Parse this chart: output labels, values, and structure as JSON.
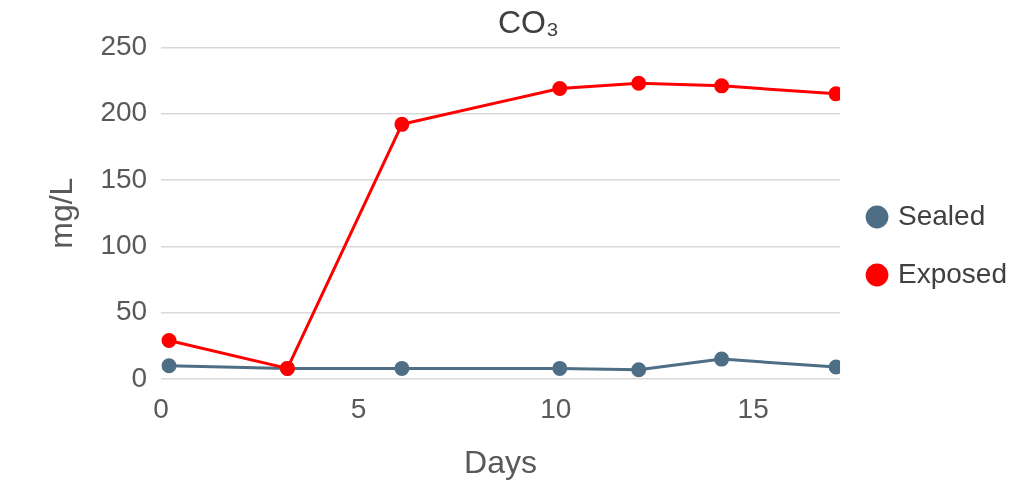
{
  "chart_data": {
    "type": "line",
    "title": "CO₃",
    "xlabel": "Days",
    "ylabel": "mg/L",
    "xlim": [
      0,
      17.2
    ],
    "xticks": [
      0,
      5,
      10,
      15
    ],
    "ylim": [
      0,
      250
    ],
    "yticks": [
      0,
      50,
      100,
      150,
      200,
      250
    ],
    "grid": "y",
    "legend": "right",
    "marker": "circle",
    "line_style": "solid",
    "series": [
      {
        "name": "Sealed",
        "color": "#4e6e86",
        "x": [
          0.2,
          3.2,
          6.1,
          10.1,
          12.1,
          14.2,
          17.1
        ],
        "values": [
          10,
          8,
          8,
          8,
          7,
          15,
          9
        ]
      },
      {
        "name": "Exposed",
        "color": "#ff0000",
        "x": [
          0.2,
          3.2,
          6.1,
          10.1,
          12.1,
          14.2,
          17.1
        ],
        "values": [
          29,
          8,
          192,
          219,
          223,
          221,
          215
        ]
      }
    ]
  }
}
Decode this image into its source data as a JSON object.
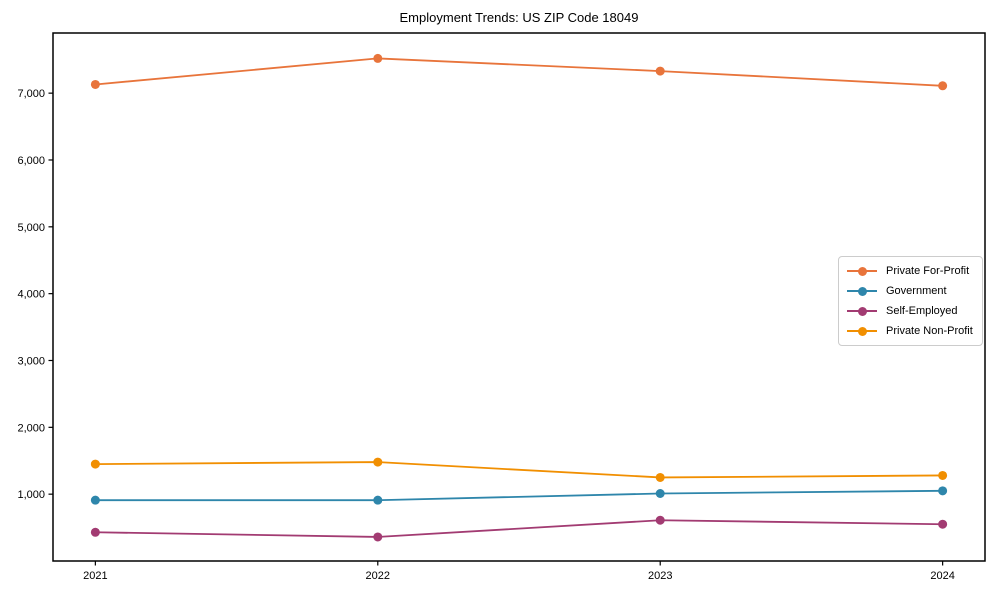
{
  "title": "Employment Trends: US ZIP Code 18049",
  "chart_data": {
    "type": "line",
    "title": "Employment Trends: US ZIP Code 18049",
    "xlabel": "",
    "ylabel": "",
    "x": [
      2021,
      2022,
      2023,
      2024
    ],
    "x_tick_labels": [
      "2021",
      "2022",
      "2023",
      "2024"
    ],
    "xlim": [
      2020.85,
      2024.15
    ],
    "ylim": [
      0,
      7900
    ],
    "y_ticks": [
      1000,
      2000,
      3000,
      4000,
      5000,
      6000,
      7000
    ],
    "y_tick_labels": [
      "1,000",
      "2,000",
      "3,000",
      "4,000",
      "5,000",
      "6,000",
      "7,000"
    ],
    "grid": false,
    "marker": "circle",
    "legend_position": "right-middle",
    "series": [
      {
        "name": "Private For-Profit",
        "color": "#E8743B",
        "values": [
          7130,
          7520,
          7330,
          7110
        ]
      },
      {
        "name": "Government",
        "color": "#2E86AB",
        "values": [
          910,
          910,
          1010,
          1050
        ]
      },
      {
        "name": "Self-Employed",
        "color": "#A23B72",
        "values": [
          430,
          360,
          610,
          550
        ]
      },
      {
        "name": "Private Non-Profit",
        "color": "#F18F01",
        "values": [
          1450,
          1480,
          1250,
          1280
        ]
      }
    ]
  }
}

DIRECTIVE
All of the data needs repeating exactly, but the pictures do not.

SOLUTION FOR THIS EXERCISE
Parse this chart: output labels, values, and structure as JSON.
{
  "chart_data": {
    "type": "line",
    "title": "CO₃",
    "xlabel": "Days",
    "ylabel": "mg/L",
    "xlim": [
      0,
      17.2
    ],
    "xticks": [
      0,
      5,
      10,
      15
    ],
    "ylim": [
      0,
      250
    ],
    "yticks": [
      0,
      50,
      100,
      150,
      200,
      250
    ],
    "grid": "y",
    "legend": "right",
    "marker": "circle",
    "line_style": "solid",
    "series": [
      {
        "name": "Sealed",
        "color": "#4e6e86",
        "x": [
          0.2,
          3.2,
          6.1,
          10.1,
          12.1,
          14.2,
          17.1
        ],
        "values": [
          10,
          8,
          8,
          8,
          7,
          15,
          9
        ]
      },
      {
        "name": "Exposed",
        "color": "#ff0000",
        "x": [
          0.2,
          3.2,
          6.1,
          10.1,
          12.1,
          14.2,
          17.1
        ],
        "values": [
          29,
          8,
          192,
          219,
          223,
          221,
          215
        ]
      }
    ]
  }
}
Decode this image into its source data as a JSON object.
{
  "title": "Employment Trends: US ZIP Code 18049",
  "chart_data": {
    "type": "line",
    "title": "Employment Trends: US ZIP Code 18049",
    "xlabel": "",
    "ylabel": "",
    "x": [
      2021,
      2022,
      2023,
      2024
    ],
    "x_tick_labels": [
      "2021",
      "2022",
      "2023",
      "2024"
    ],
    "xlim": [
      2020.85,
      2024.15
    ],
    "ylim": [
      0,
      7900
    ],
    "y_ticks": [
      1000,
      2000,
      3000,
      4000,
      5000,
      6000,
      7000
    ],
    "y_tick_labels": [
      "1,000",
      "2,000",
      "3,000",
      "4,000",
      "5,000",
      "6,000",
      "7,000"
    ],
    "grid": false,
    "marker": "circle",
    "legend_position": "right-middle",
    "series": [
      {
        "name": "Private For-Profit",
        "color": "#E8743B",
        "values": [
          7130,
          7520,
          7330,
          7110
        ]
      },
      {
        "name": "Government",
        "color": "#2E86AB",
        "values": [
          910,
          910,
          1010,
          1050
        ]
      },
      {
        "name": "Self-Employed",
        "color": "#A23B72",
        "values": [
          430,
          360,
          610,
          550
        ]
      },
      {
        "name": "Private Non-Profit",
        "color": "#F18F01",
        "values": [
          1450,
          1480,
          1250,
          1280
        ]
      }
    ]
  }
}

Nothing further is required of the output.